-- start of The data --

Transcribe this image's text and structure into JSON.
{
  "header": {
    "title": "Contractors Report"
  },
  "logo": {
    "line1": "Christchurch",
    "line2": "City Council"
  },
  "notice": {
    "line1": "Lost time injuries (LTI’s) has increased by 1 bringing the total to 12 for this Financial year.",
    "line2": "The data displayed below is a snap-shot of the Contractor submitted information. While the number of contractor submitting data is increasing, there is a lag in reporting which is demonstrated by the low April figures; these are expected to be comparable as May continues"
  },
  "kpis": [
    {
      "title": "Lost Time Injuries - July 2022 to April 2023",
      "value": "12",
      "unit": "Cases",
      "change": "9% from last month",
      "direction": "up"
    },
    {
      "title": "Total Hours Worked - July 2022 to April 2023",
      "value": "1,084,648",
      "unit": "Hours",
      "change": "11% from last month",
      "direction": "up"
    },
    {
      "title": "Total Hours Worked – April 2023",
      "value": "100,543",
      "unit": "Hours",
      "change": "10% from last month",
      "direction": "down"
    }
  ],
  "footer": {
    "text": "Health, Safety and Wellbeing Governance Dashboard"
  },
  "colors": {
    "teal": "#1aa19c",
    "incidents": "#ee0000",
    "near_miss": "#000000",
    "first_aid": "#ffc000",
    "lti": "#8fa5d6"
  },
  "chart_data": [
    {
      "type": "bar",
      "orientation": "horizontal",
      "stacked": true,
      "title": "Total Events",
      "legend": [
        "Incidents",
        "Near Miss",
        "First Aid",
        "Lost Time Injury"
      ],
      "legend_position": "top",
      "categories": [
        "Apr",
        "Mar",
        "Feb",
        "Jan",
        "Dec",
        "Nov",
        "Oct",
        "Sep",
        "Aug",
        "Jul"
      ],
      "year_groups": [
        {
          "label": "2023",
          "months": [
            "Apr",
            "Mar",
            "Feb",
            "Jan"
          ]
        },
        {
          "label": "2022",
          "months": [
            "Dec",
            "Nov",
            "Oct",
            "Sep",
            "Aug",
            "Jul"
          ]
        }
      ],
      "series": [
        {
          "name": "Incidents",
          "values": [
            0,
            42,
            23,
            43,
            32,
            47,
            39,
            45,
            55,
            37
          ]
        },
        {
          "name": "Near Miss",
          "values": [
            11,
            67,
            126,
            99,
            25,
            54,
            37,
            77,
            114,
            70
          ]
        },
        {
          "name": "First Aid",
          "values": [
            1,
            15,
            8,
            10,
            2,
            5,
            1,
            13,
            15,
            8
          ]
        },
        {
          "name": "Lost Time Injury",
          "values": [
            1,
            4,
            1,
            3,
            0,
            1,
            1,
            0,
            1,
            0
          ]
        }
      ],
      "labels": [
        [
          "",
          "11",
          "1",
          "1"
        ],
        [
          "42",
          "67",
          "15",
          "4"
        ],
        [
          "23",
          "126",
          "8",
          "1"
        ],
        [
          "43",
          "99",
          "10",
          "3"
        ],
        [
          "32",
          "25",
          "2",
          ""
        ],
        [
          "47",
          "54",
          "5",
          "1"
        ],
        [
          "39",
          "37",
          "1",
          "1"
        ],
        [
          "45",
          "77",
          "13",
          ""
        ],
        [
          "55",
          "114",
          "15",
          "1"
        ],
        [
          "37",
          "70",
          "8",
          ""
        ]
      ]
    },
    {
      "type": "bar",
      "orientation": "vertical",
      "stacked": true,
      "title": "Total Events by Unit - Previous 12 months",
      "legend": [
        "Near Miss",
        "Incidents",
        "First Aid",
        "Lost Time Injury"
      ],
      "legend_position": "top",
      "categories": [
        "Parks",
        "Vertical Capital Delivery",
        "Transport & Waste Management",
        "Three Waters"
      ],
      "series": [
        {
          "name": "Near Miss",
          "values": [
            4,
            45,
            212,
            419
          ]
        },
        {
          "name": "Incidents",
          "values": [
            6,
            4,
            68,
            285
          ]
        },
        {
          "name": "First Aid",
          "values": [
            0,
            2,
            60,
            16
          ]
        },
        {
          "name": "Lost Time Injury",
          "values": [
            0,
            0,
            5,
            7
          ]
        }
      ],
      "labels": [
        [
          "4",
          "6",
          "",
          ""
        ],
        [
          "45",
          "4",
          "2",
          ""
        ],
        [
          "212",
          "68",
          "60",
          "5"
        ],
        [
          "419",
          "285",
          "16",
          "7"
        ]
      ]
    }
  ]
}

-- end of The data --

● **Task directions**: Identify every line where the string "from" appears.

● **Result for this task**:
      "change": "9% from last month",
      "change": "11% from last month",
      "change": "10% from last month",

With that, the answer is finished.